▸ EXERCISE TASK
Only the number is wanted: count the lines that include the word "dengan".

▸ DATA SECTION
## START

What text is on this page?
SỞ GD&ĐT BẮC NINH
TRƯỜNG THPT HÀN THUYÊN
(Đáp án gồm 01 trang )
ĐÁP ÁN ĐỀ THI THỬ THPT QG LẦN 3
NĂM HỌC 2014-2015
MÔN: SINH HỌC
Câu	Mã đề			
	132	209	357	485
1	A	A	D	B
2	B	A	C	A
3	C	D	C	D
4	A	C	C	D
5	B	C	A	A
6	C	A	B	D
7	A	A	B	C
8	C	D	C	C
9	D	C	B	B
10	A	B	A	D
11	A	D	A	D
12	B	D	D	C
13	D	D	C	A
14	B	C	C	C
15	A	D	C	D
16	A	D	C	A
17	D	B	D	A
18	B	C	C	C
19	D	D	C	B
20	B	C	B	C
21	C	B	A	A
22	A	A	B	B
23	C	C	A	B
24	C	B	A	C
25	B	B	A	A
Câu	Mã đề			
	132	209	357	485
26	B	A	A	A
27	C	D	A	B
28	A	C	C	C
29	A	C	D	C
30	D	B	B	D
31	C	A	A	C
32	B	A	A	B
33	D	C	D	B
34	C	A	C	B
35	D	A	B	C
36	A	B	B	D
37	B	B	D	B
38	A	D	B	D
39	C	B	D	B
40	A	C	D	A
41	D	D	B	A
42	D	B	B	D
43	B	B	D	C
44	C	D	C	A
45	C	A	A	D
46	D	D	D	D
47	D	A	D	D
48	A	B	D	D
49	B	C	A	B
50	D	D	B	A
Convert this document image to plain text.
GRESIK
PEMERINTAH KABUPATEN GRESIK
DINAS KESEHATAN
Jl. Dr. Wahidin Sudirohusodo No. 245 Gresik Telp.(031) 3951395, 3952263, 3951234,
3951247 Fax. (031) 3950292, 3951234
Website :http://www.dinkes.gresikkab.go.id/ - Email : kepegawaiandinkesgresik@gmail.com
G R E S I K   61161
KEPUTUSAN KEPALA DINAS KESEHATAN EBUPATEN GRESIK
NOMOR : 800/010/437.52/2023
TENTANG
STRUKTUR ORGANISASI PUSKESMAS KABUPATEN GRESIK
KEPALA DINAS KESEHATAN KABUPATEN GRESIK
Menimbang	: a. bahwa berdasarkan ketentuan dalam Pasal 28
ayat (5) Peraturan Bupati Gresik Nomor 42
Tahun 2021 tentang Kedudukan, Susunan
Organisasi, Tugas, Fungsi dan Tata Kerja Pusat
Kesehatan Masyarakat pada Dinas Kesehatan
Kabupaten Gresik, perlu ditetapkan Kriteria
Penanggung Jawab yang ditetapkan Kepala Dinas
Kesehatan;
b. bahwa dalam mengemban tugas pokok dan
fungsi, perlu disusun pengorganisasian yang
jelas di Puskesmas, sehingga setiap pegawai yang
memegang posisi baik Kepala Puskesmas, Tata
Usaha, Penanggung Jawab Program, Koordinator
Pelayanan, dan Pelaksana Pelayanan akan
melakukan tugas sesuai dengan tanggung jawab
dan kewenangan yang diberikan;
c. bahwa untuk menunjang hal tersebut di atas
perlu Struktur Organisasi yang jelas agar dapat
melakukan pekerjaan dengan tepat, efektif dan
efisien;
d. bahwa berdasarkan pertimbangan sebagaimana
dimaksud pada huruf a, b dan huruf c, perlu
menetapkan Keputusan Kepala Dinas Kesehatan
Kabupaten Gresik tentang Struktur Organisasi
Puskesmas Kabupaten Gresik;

## END

▸ CORRECT ANSWER
2